Copy each line below that includes "name".

[begin DATASET RECORDS]

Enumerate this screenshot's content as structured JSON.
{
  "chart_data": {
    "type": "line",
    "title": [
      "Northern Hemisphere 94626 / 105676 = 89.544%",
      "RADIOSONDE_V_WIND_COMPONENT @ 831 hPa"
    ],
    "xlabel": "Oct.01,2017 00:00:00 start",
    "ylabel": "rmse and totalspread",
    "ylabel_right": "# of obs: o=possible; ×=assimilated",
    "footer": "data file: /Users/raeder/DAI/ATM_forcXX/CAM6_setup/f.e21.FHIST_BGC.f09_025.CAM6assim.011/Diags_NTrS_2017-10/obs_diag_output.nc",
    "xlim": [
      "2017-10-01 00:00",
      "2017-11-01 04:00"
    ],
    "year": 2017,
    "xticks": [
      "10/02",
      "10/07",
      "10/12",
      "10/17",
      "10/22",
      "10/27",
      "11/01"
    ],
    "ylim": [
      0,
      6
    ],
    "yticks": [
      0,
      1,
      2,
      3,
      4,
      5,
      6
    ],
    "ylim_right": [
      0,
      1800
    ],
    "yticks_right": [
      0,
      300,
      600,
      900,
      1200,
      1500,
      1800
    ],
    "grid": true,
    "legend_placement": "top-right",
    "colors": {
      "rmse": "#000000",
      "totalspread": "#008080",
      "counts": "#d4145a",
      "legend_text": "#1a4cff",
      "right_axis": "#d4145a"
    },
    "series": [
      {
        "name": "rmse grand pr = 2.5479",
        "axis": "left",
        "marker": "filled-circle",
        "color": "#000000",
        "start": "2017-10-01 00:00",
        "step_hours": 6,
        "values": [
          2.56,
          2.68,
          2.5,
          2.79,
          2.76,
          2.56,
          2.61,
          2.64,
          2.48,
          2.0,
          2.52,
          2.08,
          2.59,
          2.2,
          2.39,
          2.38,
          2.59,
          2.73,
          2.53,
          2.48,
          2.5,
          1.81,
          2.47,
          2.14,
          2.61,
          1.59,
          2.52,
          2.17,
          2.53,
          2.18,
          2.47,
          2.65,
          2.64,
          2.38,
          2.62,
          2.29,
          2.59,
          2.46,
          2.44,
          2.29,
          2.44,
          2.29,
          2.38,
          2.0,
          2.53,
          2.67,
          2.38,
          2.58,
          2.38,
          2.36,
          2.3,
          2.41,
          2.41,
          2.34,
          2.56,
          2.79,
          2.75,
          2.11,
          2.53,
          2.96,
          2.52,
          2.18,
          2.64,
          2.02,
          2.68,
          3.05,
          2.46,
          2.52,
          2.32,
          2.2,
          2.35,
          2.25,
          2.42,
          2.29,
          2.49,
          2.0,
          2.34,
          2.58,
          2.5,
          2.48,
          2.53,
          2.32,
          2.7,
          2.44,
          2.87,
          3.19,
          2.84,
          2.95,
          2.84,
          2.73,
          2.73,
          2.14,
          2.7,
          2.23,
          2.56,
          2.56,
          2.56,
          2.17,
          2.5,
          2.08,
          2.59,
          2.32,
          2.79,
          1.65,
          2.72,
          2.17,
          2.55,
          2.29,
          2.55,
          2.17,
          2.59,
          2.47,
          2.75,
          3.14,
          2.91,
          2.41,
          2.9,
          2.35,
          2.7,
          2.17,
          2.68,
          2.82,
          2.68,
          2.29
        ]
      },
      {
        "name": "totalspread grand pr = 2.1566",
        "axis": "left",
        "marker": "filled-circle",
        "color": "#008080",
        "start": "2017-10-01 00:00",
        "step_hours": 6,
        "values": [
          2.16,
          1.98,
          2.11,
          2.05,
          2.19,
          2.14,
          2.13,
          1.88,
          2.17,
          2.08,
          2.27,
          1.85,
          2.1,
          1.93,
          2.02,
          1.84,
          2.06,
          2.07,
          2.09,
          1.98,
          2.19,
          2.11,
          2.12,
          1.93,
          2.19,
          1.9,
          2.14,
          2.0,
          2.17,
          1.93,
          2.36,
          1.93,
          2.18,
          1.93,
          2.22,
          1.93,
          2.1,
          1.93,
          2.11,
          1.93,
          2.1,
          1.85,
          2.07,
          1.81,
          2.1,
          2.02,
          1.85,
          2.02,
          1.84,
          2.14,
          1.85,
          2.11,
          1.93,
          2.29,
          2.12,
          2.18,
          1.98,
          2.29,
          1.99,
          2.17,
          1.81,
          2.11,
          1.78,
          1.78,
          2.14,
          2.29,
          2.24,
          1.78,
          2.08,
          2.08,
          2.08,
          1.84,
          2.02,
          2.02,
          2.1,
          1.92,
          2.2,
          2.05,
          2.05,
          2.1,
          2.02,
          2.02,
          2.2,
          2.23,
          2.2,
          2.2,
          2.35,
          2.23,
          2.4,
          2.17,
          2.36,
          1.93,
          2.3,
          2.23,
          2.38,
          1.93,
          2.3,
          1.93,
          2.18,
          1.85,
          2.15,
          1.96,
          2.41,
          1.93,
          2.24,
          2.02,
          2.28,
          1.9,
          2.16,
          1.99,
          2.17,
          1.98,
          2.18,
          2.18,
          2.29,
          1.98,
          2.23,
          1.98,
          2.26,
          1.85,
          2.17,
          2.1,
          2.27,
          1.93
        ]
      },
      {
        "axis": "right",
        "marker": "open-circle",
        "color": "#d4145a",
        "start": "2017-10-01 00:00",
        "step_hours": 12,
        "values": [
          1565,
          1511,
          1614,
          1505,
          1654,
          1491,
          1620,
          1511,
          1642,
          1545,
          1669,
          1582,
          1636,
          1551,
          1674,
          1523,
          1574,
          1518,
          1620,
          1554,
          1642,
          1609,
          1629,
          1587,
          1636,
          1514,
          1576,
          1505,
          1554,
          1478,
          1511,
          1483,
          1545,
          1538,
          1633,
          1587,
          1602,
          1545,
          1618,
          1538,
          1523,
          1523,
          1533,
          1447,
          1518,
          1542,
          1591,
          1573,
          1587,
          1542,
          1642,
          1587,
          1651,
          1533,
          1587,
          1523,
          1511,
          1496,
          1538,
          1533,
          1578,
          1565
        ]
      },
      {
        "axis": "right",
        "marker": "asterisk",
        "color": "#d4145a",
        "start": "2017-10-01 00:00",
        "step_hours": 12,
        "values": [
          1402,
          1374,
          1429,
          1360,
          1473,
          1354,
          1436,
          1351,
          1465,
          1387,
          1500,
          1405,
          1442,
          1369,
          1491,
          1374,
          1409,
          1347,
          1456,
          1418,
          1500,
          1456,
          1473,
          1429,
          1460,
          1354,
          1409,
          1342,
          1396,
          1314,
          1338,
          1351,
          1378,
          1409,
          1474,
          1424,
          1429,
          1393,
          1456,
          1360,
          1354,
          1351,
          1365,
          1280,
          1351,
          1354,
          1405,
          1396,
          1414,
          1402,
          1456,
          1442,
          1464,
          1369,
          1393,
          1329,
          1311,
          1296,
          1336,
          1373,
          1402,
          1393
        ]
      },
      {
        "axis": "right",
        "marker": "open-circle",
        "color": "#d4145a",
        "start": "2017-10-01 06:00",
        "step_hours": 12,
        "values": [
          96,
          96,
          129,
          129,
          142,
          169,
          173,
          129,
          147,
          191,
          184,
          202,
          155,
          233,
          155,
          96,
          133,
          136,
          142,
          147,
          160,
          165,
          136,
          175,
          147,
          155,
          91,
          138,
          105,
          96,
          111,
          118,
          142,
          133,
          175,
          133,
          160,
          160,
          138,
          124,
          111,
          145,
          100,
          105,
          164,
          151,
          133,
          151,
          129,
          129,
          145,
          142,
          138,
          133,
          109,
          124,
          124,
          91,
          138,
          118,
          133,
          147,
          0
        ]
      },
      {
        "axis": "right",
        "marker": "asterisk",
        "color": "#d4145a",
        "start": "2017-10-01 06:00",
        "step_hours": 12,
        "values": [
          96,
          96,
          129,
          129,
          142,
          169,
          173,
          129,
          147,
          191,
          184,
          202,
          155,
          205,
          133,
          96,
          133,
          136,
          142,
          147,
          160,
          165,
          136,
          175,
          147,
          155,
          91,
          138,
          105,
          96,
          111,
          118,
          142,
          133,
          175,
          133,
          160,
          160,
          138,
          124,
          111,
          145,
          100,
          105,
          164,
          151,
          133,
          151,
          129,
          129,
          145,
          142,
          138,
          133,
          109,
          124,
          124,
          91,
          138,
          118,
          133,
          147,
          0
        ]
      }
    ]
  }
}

[end DATASET RECORDS]
[begin DATASET RECORDS]

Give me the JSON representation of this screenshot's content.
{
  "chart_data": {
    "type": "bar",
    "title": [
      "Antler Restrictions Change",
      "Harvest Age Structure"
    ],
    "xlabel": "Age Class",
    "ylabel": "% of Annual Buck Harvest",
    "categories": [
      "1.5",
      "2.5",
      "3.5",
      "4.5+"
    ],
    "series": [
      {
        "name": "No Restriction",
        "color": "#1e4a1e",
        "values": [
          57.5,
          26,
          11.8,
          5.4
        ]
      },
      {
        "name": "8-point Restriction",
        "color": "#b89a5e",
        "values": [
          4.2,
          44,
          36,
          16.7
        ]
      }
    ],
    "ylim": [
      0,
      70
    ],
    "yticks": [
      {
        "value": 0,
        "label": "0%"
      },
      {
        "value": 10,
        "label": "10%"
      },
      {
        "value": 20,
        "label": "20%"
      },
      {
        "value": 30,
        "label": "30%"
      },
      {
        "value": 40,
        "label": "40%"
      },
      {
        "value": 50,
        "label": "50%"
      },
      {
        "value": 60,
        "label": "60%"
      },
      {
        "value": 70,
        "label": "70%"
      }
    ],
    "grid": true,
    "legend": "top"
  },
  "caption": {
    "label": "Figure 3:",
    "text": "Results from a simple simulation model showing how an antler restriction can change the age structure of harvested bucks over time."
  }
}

[end DATASET RECORDS]
[begin DATASET RECORDS]

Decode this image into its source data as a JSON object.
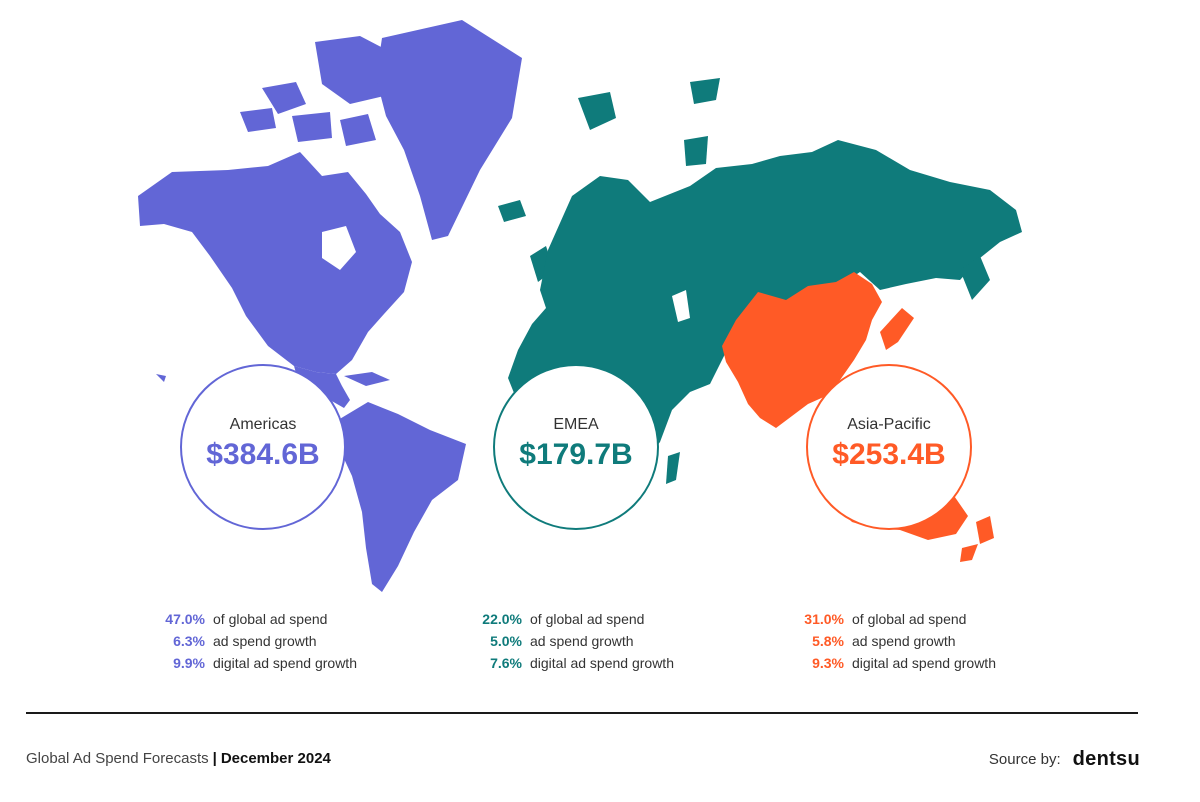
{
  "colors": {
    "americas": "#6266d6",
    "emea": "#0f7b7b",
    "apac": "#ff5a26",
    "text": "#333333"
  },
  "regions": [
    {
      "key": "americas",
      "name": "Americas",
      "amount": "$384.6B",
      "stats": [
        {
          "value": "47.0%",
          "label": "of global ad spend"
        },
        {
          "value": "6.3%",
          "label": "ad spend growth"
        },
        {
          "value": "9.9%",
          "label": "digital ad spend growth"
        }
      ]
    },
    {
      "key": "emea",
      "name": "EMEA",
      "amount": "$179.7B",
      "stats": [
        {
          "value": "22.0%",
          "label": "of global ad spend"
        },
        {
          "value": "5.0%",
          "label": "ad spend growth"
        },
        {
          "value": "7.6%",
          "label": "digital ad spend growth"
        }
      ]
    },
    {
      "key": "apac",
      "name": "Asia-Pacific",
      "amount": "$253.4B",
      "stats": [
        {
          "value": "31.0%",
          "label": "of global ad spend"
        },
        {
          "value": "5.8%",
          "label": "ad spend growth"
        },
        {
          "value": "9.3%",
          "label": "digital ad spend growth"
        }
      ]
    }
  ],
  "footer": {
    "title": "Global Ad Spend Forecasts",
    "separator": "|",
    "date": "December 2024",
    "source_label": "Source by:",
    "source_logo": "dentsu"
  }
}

[end DATASET RECORDS]

RESPONSE TO THIS EXERCISE:
        "name": "rmse grand pr = 2.5479",
        "name": "totalspread grand pr = 2.1566",
        "name": "No Restriction",
        "name": "8-point Restriction",
      "name": "Americas",
      "name": "EMEA",
      "name": "Asia-Pacific",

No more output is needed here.